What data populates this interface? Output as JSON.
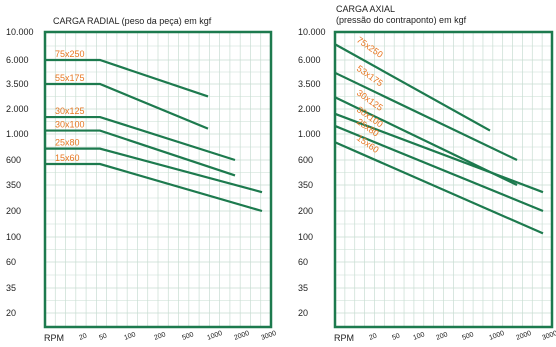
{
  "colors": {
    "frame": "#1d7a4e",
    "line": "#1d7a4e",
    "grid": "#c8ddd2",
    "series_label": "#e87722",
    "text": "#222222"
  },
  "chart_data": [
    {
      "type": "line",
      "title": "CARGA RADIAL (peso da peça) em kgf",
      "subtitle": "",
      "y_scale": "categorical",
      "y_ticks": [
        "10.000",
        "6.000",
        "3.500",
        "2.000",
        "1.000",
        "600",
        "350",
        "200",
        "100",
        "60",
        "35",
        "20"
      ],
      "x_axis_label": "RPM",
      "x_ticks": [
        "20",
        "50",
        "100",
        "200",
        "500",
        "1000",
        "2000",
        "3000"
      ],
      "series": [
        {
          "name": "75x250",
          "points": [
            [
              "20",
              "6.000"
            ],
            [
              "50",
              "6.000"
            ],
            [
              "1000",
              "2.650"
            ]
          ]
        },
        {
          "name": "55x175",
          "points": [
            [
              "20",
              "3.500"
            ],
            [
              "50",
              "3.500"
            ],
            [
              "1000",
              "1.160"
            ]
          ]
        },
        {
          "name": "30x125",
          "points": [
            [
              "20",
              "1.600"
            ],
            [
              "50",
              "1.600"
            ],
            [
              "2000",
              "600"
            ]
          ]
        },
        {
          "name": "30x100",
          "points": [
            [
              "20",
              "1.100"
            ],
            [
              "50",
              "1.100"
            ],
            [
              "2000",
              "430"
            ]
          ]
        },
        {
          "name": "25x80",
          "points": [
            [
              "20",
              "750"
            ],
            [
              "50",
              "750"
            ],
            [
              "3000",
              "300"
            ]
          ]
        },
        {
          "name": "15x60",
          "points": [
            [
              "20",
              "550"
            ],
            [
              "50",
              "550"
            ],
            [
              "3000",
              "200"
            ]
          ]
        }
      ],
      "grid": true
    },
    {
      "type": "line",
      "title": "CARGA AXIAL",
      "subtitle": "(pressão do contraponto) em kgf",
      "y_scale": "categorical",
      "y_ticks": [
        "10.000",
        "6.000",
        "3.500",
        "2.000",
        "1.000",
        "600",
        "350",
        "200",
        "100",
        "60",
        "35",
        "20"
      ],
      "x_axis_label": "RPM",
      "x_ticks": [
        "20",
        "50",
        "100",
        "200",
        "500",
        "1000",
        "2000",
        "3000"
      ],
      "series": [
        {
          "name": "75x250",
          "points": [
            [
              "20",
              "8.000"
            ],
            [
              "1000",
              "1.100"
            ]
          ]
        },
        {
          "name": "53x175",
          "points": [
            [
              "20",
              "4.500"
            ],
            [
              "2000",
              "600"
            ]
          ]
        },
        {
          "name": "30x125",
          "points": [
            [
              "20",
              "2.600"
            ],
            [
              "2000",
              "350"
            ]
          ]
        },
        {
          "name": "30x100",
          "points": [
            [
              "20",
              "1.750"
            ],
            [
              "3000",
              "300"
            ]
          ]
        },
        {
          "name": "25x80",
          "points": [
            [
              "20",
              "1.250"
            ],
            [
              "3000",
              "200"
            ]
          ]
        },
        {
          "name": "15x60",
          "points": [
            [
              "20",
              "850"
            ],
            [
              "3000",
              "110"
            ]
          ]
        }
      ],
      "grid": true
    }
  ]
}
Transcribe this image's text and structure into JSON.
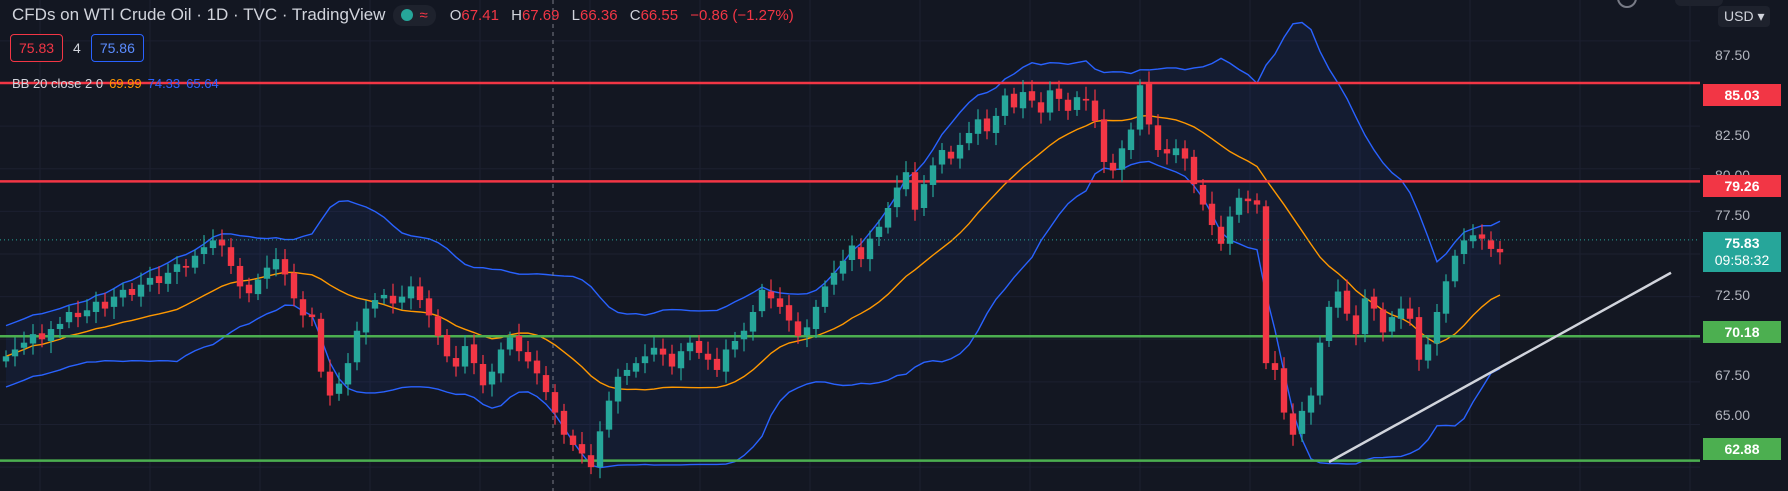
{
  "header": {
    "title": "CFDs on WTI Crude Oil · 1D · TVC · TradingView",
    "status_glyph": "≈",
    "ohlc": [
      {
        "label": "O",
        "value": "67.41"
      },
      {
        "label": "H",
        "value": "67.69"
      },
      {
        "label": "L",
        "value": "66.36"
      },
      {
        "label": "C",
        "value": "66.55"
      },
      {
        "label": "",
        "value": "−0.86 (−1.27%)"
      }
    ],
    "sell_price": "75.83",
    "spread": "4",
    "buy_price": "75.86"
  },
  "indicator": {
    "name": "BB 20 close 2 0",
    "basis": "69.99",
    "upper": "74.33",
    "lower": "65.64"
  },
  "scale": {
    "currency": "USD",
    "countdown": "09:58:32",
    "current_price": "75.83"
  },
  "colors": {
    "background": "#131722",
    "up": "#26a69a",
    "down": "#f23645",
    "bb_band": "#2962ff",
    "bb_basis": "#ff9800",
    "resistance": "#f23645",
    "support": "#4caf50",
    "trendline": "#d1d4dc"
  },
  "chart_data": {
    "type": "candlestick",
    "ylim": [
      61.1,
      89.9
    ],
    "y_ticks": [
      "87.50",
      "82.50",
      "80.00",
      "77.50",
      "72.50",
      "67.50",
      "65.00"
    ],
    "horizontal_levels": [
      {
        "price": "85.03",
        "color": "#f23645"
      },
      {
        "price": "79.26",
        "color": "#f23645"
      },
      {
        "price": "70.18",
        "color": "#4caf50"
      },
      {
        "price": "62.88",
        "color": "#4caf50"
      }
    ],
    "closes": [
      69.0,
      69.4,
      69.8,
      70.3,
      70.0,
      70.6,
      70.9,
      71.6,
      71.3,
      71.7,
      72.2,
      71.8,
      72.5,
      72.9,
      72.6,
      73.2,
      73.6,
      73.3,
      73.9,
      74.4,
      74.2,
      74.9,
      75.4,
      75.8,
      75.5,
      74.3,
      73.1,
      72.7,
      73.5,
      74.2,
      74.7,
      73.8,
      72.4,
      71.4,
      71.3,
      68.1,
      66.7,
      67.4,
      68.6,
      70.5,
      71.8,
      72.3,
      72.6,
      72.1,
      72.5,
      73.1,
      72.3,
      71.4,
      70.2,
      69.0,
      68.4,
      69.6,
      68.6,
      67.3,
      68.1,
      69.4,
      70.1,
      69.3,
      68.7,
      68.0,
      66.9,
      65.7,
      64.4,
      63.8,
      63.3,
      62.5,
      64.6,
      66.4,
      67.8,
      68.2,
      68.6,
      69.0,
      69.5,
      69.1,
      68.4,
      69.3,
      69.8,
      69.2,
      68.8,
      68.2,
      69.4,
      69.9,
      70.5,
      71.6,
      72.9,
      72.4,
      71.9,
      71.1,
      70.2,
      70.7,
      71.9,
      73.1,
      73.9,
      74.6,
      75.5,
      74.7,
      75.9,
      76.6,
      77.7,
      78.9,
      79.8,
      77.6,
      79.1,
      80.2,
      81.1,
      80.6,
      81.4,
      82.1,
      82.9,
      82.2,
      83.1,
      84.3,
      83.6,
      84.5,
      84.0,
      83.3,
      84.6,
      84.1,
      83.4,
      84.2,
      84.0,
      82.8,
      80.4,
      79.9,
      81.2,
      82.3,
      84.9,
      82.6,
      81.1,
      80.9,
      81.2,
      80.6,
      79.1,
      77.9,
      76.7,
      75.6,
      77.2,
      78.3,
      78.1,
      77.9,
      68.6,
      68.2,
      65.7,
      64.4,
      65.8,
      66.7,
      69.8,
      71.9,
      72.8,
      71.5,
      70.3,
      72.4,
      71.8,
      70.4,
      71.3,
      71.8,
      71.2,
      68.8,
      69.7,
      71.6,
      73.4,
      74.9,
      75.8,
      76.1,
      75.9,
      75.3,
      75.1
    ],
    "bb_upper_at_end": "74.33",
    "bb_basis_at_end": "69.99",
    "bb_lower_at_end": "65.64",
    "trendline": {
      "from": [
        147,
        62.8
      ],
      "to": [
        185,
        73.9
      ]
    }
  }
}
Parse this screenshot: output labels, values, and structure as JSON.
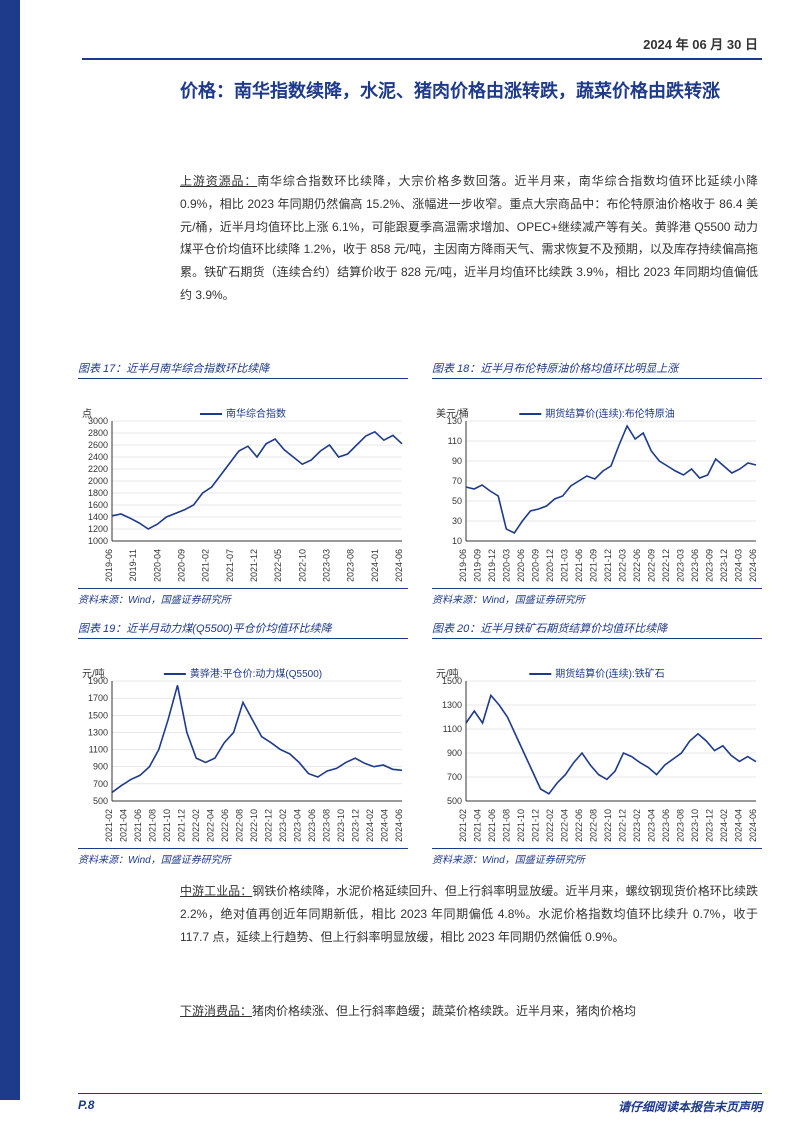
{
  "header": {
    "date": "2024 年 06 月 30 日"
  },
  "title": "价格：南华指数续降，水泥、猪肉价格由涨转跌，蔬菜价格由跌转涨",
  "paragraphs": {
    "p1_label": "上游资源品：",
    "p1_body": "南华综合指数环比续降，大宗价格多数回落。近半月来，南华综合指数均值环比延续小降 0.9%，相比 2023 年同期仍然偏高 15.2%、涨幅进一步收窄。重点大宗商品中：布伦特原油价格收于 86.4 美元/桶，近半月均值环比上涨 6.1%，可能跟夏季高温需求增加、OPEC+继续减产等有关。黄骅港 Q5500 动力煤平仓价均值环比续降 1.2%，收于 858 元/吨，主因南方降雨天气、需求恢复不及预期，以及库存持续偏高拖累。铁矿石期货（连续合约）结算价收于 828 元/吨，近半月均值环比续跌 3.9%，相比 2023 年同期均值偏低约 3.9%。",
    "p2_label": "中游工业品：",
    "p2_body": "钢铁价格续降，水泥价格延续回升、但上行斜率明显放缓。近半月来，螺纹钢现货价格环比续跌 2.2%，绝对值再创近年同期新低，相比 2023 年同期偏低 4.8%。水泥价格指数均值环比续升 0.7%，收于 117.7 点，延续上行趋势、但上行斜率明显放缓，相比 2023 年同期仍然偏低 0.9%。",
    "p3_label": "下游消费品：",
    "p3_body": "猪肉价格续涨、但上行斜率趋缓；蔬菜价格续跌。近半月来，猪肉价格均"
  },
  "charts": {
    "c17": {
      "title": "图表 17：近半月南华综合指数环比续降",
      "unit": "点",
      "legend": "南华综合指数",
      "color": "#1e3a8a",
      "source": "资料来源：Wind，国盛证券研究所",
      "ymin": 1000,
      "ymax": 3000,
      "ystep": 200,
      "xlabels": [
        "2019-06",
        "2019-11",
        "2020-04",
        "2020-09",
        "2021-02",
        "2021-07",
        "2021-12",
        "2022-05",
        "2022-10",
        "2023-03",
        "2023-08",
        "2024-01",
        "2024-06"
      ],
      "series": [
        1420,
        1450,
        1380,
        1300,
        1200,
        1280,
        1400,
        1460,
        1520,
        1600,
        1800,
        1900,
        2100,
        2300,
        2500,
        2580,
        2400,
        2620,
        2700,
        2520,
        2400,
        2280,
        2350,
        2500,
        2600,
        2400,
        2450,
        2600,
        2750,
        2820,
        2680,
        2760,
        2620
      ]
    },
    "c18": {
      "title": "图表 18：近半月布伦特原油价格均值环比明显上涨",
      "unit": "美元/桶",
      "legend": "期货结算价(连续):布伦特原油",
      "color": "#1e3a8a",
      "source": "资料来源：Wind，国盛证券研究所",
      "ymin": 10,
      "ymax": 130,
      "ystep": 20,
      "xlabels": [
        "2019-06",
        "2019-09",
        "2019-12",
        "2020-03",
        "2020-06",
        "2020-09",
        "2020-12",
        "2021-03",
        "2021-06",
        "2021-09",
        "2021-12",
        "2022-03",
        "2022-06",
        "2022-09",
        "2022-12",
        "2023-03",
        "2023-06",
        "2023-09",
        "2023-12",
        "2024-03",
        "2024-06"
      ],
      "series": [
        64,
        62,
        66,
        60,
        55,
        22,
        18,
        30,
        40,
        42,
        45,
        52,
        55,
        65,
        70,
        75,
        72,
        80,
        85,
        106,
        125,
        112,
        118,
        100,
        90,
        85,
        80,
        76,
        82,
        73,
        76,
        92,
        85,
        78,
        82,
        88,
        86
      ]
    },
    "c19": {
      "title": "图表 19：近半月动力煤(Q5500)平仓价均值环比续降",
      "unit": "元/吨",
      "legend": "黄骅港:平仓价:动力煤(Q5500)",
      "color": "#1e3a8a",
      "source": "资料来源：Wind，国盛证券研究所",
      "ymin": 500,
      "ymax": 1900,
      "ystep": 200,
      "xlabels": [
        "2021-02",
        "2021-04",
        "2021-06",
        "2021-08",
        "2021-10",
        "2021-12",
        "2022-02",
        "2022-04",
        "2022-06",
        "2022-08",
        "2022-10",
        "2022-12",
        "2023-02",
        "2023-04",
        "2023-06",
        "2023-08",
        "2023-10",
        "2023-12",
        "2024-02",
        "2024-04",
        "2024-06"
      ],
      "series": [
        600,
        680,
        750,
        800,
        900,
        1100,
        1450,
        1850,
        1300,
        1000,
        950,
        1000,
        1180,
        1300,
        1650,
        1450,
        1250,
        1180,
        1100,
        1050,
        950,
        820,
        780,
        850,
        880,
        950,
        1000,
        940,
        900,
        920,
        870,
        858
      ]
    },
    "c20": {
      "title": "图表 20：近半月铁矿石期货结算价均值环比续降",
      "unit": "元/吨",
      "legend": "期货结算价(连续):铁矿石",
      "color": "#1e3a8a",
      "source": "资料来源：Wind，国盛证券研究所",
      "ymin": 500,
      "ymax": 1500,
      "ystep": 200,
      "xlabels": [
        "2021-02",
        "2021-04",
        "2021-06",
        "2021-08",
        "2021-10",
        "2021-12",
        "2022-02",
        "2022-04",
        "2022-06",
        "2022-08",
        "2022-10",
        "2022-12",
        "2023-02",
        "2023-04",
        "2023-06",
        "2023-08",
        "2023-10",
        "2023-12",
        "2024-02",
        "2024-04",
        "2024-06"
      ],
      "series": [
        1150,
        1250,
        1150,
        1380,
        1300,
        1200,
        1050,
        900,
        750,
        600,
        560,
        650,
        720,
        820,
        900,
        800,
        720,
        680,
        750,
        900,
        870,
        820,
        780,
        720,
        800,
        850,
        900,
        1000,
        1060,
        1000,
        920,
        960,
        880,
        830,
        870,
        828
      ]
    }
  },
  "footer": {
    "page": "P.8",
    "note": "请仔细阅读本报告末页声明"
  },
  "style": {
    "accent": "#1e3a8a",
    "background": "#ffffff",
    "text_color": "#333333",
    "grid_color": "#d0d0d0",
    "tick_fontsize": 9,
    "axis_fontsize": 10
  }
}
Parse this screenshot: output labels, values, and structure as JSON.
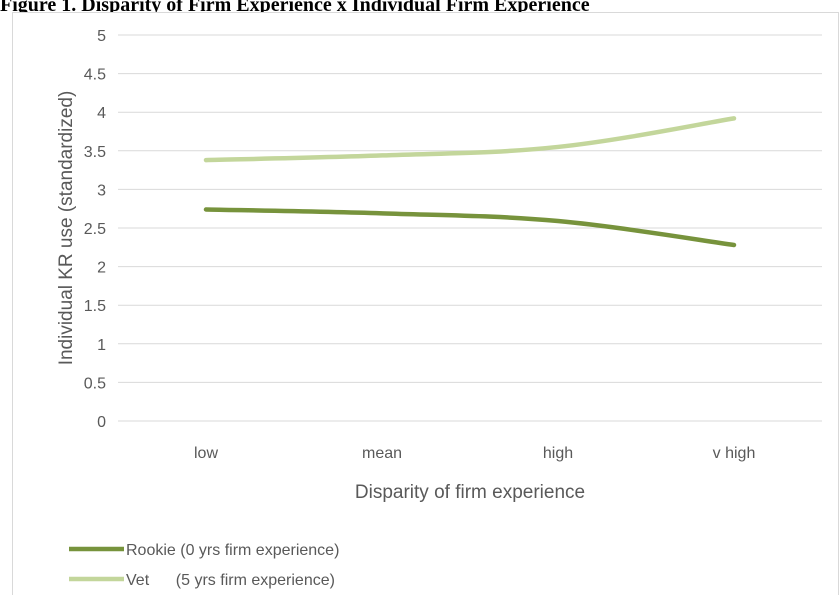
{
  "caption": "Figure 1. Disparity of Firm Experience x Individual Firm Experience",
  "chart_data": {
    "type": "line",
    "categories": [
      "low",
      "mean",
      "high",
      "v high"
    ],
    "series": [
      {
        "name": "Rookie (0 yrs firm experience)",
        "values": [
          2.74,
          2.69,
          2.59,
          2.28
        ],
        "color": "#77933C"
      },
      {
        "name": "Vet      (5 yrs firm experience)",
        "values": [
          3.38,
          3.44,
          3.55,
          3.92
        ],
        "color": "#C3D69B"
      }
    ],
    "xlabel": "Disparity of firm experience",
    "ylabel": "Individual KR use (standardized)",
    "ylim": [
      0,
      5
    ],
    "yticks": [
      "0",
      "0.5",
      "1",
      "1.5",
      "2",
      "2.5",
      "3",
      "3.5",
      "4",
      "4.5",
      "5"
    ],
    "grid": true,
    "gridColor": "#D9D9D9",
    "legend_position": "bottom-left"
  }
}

--- --- ---

◆ Exercise aim
Reply with nothing but the number of lines in the data above that contain "Individual".

◆ Response to this task
2